Atualize o trecho da listagem que começa na linha que contém "row-category: 投诉 — [284, 380, 331, 401]" e termina na linha que contém "dept-select[interactable]: 信件部门 ▼", trocando cada ocorrência de "row-sender" por "row-author". Reescreva apenas essas linhas, com todo o restante inalterado.

Dados da tarefa:
::::

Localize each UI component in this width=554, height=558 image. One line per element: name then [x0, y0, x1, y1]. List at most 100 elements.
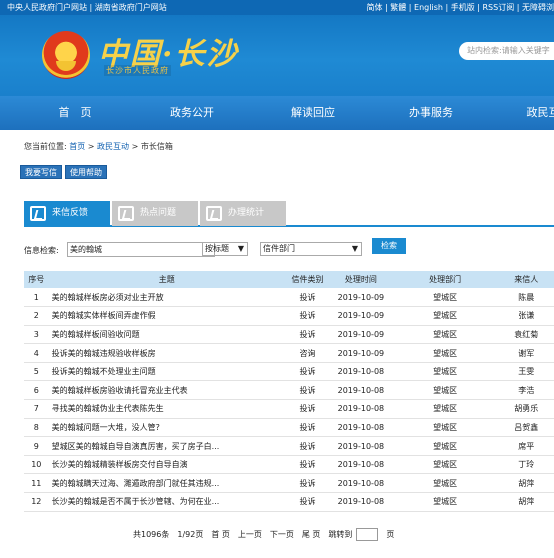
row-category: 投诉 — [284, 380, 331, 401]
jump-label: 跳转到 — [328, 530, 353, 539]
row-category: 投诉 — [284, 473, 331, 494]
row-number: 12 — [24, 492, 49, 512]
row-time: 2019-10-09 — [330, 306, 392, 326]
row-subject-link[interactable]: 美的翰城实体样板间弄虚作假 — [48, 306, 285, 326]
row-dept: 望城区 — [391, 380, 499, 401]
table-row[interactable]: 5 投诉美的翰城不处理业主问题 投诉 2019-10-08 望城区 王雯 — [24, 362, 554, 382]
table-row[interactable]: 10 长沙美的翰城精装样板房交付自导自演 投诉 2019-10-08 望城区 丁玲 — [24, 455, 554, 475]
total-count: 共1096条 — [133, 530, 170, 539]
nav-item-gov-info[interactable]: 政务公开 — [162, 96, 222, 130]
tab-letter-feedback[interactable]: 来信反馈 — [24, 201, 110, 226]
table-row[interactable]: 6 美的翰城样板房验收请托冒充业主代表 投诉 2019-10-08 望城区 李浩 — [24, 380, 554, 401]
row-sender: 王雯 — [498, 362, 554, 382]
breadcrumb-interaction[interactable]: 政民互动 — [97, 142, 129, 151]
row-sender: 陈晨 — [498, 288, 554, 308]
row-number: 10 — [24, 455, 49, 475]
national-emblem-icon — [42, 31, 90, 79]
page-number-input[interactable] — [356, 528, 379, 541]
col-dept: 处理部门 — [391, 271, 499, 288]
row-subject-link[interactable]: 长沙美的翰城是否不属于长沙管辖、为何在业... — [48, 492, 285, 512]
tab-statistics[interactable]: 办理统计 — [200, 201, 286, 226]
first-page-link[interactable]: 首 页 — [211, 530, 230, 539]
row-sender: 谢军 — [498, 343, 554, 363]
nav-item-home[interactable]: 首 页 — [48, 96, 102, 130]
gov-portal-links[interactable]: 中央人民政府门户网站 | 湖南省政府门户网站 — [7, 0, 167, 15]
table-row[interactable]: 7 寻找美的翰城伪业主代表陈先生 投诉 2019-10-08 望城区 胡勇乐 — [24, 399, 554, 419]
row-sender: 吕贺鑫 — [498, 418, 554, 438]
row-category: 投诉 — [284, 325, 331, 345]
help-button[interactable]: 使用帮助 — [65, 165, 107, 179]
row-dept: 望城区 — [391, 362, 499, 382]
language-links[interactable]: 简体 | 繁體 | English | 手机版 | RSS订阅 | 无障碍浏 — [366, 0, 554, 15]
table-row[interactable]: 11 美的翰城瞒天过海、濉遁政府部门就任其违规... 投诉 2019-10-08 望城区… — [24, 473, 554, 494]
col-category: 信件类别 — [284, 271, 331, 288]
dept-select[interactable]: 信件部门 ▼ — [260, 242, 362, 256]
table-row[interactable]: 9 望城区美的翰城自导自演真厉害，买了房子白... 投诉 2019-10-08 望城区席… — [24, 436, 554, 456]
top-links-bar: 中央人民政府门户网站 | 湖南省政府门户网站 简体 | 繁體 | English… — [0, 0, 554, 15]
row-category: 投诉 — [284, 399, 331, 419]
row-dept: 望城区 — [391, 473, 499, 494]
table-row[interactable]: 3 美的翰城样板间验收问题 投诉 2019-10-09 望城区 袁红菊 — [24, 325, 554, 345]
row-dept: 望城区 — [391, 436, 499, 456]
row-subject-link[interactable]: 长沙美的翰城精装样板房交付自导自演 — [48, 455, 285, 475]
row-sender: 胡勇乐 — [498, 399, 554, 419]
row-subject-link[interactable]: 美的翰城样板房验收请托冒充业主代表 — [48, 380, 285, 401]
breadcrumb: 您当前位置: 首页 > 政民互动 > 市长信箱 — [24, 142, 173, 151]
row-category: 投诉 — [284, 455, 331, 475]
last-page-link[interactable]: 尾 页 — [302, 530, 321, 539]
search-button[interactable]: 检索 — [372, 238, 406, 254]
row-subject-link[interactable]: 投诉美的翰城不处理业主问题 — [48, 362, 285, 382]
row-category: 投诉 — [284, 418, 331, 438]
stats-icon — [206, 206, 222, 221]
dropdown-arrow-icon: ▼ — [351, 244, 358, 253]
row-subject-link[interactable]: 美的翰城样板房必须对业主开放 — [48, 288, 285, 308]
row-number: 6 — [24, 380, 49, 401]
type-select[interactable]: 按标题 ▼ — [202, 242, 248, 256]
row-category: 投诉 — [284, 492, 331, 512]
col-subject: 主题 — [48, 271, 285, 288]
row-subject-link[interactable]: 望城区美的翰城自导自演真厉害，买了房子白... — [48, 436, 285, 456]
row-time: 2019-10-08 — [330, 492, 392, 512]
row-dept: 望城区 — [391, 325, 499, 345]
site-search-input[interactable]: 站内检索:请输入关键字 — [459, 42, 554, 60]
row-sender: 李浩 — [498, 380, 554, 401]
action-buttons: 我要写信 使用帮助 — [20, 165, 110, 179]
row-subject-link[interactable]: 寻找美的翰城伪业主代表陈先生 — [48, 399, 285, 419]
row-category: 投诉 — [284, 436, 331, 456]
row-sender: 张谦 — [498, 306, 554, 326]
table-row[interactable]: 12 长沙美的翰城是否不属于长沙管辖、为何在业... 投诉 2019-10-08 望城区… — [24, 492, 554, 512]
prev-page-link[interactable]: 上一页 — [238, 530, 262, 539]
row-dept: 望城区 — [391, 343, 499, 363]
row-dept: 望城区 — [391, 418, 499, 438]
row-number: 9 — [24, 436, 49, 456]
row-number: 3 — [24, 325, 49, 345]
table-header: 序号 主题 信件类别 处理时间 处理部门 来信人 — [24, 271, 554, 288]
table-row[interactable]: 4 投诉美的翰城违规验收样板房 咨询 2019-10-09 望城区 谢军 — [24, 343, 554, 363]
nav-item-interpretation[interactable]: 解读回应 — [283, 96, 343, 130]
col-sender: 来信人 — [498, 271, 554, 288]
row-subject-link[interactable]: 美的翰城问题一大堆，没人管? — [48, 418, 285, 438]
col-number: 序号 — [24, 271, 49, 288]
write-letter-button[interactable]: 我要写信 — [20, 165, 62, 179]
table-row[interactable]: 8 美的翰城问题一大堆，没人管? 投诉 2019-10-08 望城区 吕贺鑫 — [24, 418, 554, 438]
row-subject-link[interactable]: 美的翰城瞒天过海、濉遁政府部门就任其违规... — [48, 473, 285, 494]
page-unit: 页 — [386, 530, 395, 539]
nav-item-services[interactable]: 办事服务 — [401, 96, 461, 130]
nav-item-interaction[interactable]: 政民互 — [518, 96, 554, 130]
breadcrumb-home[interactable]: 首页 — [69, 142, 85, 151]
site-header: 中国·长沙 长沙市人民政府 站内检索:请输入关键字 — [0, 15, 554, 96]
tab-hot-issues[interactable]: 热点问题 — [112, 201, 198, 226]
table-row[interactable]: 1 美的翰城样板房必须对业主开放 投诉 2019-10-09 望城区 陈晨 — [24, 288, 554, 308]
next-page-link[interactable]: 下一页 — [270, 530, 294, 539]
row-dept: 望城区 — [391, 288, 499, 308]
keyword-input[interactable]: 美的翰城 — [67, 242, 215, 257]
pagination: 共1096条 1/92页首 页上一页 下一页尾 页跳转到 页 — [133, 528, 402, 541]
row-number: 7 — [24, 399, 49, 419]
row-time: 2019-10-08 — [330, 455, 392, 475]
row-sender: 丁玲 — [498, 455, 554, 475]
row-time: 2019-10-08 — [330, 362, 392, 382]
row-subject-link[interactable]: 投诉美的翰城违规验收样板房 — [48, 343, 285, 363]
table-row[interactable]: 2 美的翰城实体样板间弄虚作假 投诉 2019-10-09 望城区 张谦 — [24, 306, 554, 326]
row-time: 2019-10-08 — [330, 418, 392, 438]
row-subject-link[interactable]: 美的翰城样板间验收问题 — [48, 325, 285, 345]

::::

Resposta abaixo:
row-category: 投诉 — [284, 380, 331, 401]
jump-label: 跳转到 — [328, 530, 353, 539]
row-category: 投诉 — [284, 473, 331, 494]
row-number: 12 — [24, 492, 49, 512]
row-time: 2019-10-09 — [330, 306, 392, 326]
row-subject-link[interactable]: 美的翰城实体样板间弄虚作假 — [48, 306, 285, 326]
row-dept: 望城区 — [391, 380, 499, 401]
table-row[interactable]: 5 投诉美的翰城不处理业主问题 投诉 2019-10-08 望城区 王雯 — [24, 362, 554, 382]
table-row[interactable]: 10 长沙美的翰城精装样板房交付自导自演 投诉 2019-10-08 望城区 丁玲 — [24, 455, 554, 475]
total-count: 共1096条 — [133, 530, 170, 539]
nav-item-gov-info[interactable]: 政务公开 — [162, 96, 222, 130]
tab-letter-feedback[interactable]: 来信反馈 — [24, 201, 110, 226]
table-row[interactable]: 6 美的翰城样板房验收请托冒充业主代表 投诉 2019-10-08 望城区 李浩 — [24, 380, 554, 401]
row-author: 王雯 — [498, 362, 554, 382]
breadcrumb-interaction[interactable]: 政民互动 — [97, 142, 129, 151]
row-author: 陈晨 — [498, 288, 554, 308]
row-number: 10 — [24, 455, 49, 475]
national-emblem-icon — [42, 31, 90, 79]
page-number-input[interactable] — [356, 528, 379, 541]
col-dept: 处理部门 — [391, 271, 499, 288]
row-subject-link[interactable]: 长沙美的翰城是否不属于长沙管辖、为何在业... — [48, 492, 285, 512]
tab-statistics[interactable]: 办理统计 — [200, 201, 286, 226]
first-page-link[interactable]: 首 页 — [211, 530, 230, 539]
row-author: 谢军 — [498, 343, 554, 363]
nav-item-home[interactable]: 首 页 — [48, 96, 102, 130]
gov-portal-links[interactable]: 中央人民政府门户网站 | 湖南省政府门户网站 — [7, 0, 167, 15]
table-row[interactable]: 7 寻找美的翰城伪业主代表陈先生 投诉 2019-10-08 望城区 胡勇乐 — [24, 399, 554, 419]
row-author: 吕贺鑫 — [498, 418, 554, 438]
row-category: 投诉 — [284, 325, 331, 345]
help-button[interactable]: 使用帮助 — [65, 165, 107, 179]
row-dept: 望城区 — [391, 362, 499, 382]
language-links[interactable]: 简体 | 繁體 | English | 手机版 | RSS订阅 | 无障碍浏 — [366, 0, 554, 15]
table-row[interactable]: 11 美的翰城瞒天过海、濉遁政府部门就任其违规... 投诉 2019-10-08 望城区… — [24, 473, 554, 494]
col-category: 信件类别 — [284, 271, 331, 288]
dept-select[interactable]: 信件部门 ▼ — [260, 242, 362, 256]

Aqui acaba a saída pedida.